SHORT TASK: For every line in the data below that contains "ylabel", copy the line.

[Lines of data]
++++

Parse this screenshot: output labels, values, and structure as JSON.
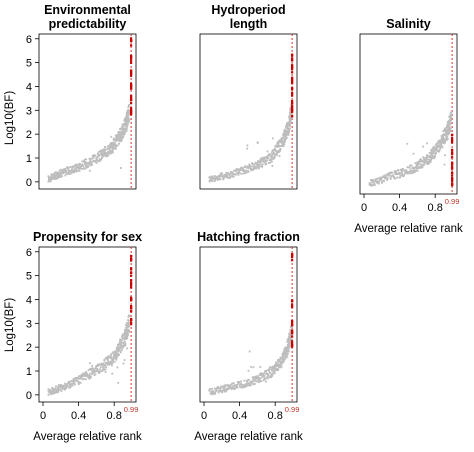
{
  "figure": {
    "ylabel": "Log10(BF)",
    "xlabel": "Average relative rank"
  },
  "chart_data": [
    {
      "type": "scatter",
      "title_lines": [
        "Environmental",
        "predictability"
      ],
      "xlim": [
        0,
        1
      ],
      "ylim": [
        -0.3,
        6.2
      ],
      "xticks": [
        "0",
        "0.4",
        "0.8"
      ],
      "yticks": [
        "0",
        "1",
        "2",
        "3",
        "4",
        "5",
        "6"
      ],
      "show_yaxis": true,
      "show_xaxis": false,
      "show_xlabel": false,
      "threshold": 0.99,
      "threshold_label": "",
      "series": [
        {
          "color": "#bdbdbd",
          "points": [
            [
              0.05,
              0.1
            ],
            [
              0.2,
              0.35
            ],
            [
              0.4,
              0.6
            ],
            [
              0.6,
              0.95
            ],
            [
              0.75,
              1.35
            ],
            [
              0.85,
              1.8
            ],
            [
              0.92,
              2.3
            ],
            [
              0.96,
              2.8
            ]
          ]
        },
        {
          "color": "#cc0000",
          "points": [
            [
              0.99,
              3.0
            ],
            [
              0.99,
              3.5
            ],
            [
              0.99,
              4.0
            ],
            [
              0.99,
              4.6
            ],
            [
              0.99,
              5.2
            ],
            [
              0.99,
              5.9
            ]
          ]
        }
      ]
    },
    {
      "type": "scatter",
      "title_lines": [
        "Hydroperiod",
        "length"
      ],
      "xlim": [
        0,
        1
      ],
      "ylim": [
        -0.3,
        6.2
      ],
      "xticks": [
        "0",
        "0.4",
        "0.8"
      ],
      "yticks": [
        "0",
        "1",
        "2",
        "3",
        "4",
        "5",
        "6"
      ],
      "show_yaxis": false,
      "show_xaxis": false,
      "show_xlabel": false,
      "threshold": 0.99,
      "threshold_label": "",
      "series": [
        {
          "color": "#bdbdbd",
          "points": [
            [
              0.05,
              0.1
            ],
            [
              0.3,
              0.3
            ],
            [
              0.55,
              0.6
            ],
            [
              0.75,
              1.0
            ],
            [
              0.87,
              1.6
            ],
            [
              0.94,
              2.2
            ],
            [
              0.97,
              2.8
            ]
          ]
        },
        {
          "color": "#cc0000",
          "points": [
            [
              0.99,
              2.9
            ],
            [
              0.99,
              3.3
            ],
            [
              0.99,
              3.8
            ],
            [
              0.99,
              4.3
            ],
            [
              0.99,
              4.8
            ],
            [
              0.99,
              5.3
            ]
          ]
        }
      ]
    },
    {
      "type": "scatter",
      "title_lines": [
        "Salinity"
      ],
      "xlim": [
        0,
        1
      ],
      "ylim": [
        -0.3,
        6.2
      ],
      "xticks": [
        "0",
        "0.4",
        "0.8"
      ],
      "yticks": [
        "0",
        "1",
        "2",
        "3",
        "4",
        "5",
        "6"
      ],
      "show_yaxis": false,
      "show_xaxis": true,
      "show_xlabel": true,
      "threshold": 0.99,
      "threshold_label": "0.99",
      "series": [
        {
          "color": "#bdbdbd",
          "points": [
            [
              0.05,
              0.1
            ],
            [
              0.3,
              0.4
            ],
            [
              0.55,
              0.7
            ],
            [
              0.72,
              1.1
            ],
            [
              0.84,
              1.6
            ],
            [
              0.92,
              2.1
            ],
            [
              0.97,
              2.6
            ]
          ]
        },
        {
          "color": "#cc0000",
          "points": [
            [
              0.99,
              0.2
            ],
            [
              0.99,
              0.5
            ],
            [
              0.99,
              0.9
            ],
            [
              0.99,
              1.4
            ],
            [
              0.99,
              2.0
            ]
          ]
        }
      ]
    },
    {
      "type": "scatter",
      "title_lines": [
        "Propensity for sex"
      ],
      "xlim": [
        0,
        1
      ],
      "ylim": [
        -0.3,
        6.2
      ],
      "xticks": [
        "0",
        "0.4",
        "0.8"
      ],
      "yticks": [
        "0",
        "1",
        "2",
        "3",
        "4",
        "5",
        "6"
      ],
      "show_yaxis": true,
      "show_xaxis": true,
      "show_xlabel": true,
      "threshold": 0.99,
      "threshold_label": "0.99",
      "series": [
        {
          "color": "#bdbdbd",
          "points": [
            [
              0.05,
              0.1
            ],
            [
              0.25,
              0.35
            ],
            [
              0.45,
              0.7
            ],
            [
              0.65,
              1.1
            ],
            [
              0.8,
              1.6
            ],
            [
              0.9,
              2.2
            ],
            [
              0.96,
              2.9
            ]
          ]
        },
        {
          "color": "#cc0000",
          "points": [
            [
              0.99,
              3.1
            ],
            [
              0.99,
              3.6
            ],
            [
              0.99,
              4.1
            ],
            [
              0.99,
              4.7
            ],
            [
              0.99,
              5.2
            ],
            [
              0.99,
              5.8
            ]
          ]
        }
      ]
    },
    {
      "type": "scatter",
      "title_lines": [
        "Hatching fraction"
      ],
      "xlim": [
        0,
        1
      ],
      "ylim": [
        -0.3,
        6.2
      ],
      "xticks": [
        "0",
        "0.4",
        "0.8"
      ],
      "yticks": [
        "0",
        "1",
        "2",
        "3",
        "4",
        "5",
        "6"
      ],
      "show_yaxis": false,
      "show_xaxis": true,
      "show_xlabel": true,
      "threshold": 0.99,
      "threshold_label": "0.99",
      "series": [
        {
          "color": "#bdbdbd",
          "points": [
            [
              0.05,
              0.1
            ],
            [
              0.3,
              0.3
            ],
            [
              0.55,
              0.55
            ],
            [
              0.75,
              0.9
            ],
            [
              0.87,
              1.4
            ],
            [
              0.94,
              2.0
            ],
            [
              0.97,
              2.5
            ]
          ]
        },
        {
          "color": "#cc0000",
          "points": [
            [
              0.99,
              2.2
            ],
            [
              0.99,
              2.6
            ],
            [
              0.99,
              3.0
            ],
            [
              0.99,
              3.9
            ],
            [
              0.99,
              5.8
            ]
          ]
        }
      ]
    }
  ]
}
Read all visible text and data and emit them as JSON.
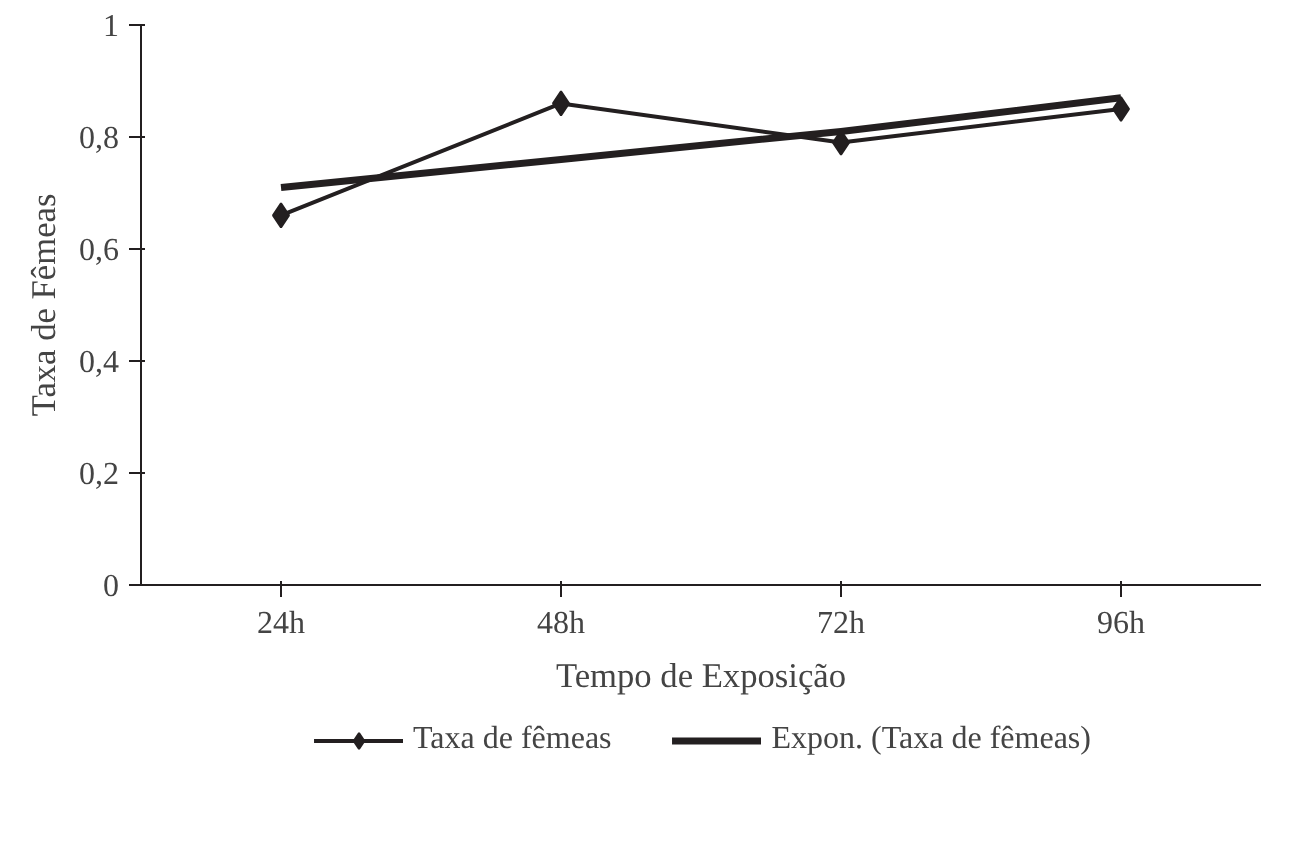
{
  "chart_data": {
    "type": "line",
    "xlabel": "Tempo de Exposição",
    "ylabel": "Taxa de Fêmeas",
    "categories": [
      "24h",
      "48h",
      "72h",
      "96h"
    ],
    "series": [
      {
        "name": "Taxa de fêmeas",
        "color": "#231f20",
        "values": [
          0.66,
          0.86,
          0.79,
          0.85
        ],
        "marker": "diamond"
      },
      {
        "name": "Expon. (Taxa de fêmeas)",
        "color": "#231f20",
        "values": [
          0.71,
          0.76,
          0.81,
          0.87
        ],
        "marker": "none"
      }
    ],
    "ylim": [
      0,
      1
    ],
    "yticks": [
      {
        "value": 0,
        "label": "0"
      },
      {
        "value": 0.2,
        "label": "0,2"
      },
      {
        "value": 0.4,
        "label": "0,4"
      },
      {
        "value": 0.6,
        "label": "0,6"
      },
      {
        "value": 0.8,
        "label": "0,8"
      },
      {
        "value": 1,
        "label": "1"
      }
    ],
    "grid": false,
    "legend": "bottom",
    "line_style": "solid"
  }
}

++++

THE ANSWER:
    "ylabel": "Log10(BF)",
    "ylabel": "Taxa de Fêmeas",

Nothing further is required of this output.